• Objective: Every entry that follows needs to be repeated exactly.

• Data entries:
-*-*-
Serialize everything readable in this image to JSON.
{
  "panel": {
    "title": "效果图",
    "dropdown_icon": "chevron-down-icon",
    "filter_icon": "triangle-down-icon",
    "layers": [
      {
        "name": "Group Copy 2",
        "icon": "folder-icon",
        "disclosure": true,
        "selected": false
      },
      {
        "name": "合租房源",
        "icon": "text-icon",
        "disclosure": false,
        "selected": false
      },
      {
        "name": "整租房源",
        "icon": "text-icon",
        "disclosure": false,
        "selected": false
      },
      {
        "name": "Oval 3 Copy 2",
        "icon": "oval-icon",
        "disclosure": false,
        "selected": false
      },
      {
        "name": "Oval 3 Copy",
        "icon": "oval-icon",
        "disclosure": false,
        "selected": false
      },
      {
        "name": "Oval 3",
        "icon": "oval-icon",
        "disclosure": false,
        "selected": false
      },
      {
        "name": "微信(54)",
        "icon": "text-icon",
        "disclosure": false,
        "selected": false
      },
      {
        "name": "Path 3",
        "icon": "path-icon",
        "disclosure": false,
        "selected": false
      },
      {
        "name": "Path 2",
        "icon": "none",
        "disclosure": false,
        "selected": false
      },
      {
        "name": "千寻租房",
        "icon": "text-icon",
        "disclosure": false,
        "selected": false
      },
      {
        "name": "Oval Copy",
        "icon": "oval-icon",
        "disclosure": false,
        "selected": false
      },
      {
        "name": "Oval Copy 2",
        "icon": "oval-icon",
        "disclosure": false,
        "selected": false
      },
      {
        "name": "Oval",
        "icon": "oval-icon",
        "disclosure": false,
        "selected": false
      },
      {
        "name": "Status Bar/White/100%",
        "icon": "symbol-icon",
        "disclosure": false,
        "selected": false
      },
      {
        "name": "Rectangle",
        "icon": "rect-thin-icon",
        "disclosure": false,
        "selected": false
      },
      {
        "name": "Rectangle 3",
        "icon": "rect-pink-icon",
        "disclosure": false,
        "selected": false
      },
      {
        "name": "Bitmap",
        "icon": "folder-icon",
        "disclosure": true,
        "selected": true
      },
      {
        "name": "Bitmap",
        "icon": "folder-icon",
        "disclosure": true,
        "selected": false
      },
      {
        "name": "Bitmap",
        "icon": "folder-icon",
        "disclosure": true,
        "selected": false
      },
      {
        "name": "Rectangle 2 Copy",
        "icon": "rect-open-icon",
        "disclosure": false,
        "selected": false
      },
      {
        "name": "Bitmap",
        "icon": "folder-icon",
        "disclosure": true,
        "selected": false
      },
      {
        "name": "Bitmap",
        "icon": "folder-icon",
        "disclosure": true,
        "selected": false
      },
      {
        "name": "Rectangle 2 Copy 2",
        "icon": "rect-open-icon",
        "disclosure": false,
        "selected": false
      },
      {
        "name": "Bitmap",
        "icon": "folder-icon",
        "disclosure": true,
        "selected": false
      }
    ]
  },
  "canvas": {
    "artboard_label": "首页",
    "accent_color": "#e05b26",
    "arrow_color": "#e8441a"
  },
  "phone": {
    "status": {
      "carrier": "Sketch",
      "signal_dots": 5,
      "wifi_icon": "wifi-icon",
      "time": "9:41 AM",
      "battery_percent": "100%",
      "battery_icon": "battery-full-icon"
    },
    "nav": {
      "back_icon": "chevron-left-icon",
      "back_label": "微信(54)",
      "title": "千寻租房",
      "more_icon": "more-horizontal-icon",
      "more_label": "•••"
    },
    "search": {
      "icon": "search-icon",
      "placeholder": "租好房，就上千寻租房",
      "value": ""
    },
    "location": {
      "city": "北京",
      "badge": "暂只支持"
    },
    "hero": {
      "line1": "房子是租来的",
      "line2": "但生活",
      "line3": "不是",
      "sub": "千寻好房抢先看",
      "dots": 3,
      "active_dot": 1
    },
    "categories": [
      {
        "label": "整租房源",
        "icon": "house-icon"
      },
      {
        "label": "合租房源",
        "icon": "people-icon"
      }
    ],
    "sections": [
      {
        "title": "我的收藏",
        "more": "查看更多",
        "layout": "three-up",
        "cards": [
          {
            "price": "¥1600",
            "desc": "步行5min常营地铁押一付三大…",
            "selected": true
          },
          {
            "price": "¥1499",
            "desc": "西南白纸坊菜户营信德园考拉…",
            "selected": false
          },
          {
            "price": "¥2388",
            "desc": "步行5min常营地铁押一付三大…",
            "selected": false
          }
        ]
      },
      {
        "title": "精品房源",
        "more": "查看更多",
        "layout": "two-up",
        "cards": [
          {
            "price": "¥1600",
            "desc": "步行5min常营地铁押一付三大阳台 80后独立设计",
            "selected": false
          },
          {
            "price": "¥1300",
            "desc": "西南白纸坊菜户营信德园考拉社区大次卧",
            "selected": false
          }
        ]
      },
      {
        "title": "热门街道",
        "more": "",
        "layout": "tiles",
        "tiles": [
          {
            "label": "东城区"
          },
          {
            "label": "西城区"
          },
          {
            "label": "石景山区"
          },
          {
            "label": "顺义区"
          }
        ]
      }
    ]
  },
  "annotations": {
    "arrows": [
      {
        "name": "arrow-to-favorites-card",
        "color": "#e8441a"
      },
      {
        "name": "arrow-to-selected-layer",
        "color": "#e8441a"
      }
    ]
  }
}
-*-*-
• Expected answer:
Serialize everything readable in this image to JSON.
{
  "panel": {
    "title": "效果图",
    "dropdown_icon": "chevron-down-icon",
    "filter_icon": "triangle-down-icon",
    "layers": [
      {
        "name": "Group Copy 2",
        "icon": "folder-icon",
        "disclosure": true,
        "selected": false
      },
      {
        "name": "合租房源",
        "icon": "text-icon",
        "disclosure": false,
        "selected": false
      },
      {
        "name": "整租房源",
        "icon": "text-icon",
        "disclosure": false,
        "selected": false
      },
      {
        "name": "Oval 3 Copy 2",
        "icon": "oval-icon",
        "disclosure": false,
        "selected": false
      },
      {
        "name": "Oval 3 Copy",
        "icon": "oval-icon",
        "disclosure": false,
        "selected": false
      },
      {
        "name": "Oval 3",
        "icon": "oval-icon",
        "disclosure": false,
        "selected": false
      },
      {
        "name": "微信(54)",
        "icon": "text-icon",
        "disclosure": false,
        "selected": false
      },
      {
        "name": "Path 3",
        "icon": "path-icon",
        "disclosure": false,
        "selected": false
      },
      {
        "name": "Path 2",
        "icon": "none",
        "disclosure": false,
        "selected": false
      },
      {
        "name": "千寻租房",
        "icon": "text-icon",
        "disclosure": false,
        "selected": false
      },
      {
        "name": "Oval Copy",
        "icon": "oval-icon",
        "disclosure": false,
        "selected": false
      },
      {
        "name": "Oval Copy 2",
        "icon": "oval-icon",
        "disclosure": false,
        "selected": false
      },
      {
        "name": "Oval",
        "icon": "oval-icon",
        "disclosure": false,
        "selected": false
      },
      {
        "name": "Status Bar/White/100%",
        "icon": "symbol-icon",
        "disclosure": false,
        "selected": false
      },
      {
        "name": "Rectangle",
        "icon": "rect-thin-icon",
        "disclosure": false,
        "selected": false
      },
      {
        "name": "Rectangle 3",
        "icon": "rect-pink-icon",
        "disclosure": false,
        "selected": false
      },
      {
        "name": "Bitmap",
        "icon": "folder-icon",
        "disclosure": true,
        "selected": true
      },
      {
        "name": "Bitmap",
        "icon": "folder-icon",
        "disclosure": true,
        "selected": false
      },
      {
        "name": "Bitmap",
        "icon": "folder-icon",
        "disclosure": true,
        "selected": false
      },
      {
        "name": "Rectangle 2 Copy",
        "icon": "rect-open-icon",
        "disclosure": false,
        "selected": false
      },
      {
        "name": "Bitmap",
        "icon": "folder-icon",
        "disclosure": true,
        "selected": false
      },
      {
        "name": "Bitmap",
        "icon": "folder-icon",
        "disclosure": true,
        "selected": false
      },
      {
        "name": "Rectangle 2 Copy 2",
        "icon": "rect-open-icon",
        "disclosure": false,
        "selected": false
      },
      {
        "name": "Bitmap",
        "icon": "folder-icon",
        "disclosure": true,
        "selected": false
      }
    ]
  },
  "canvas": {
    "artboard_label": "首页",
    "accent_color": "#e05b26",
    "arrow_color": "#e8441a"
  },
  "phone": {
    "status": {
      "carrier": "Sketch",
      "signal_dots": 5,
      "wifi_icon": "wifi-icon",
      "time": "9:41 AM",
      "battery_percent": "100%",
      "battery_icon": "battery-full-icon"
    },
    "nav": {
      "back_icon": "chevron-left-icon",
      "back_label": "微信(54)",
      "title": "千寻租房",
      "more_icon": "more-horizontal-icon",
      "more_label": "•••"
    },
    "search": {
      "icon": "search-icon",
      "placeholder": "租好房，就上千寻租房",
      "value": ""
    },
    "location": {
      "city": "北京",
      "badge": "暂只支持"
    },
    "hero": {
      "line1": "房子是租来的",
      "line2": "但生活",
      "line3": "不是",
      "sub": "千寻好房抢先看",
      "dots": 3,
      "active_dot": 1
    },
    "categories": [
      {
        "label": "整租房源",
        "icon": "house-icon"
      },
      {
        "label": "合租房源",
        "icon": "people-icon"
      }
    ],
    "sections": [
      {
        "title": "我的收藏",
        "more": "查看更多",
        "layout": "three-up",
        "cards": [
          {
            "price": "¥1600",
            "desc": "步行5min常营地铁押一付三大…",
            "selected": true
          },
          {
            "price": "¥1499",
            "desc": "西南白纸坊菜户营信德园考拉…",
            "selected": false
          },
          {
            "price": "¥2388",
            "desc": "步行5min常营地铁押一付三大…",
            "selected": false
          }
        ]
      },
      {
        "title": "精品房源",
        "more": "查看更多",
        "layout": "two-up",
        "cards": [
          {
            "price": "¥1600",
            "desc": "步行5min常营地铁押一付三大阳台 80后独立设计",
            "selected": false
          },
          {
            "price": "¥1300",
            "desc": "西南白纸坊菜户营信德园考拉社区大次卧",
            "selected": false
          }
        ]
      },
      {
        "title": "热门街道",
        "more": "",
        "layout": "tiles",
        "tiles": [
          {
            "label": "东城区"
          },
          {
            "label": "西城区"
          },
          {
            "label": "石景山区"
          },
          {
            "label": "顺义区"
          }
        ]
      }
    ]
  },
  "annotations": {
    "arrows": [
      {
        "name": "arrow-to-favorites-card",
        "color": "#e8441a"
      },
      {
        "name": "arrow-to-selected-layer",
        "color": "#e8441a"
      }
    ]
  }
}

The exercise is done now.